> **Written exercise**: Set out each line from the following listing that includes the word "this".

> **Data for processing**:
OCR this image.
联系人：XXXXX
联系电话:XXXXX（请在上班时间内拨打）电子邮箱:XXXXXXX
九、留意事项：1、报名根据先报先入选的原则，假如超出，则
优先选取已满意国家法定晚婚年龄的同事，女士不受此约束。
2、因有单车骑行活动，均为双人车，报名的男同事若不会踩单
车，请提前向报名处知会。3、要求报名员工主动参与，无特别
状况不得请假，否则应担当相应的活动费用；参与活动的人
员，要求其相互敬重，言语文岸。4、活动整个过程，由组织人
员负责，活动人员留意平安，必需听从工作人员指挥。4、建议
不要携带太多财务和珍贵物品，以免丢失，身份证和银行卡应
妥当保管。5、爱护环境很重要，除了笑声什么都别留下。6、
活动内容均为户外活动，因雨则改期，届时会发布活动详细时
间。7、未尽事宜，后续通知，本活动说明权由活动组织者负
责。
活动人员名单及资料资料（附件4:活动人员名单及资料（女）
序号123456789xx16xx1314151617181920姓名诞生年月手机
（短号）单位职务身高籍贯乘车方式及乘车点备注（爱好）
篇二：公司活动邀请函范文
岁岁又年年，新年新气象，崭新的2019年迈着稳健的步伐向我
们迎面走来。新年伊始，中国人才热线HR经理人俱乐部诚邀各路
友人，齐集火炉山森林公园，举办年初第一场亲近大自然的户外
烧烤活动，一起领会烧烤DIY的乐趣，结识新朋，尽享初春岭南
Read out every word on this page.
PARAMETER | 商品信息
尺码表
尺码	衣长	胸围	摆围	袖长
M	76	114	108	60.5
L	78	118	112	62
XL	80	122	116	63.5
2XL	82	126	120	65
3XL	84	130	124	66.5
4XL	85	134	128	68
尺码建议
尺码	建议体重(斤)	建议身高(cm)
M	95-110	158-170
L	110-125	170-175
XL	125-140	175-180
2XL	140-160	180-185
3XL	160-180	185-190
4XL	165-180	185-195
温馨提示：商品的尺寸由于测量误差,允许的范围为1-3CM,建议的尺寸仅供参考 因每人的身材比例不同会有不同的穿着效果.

> **Task result**:
OCR this image.
Read out every word on this page.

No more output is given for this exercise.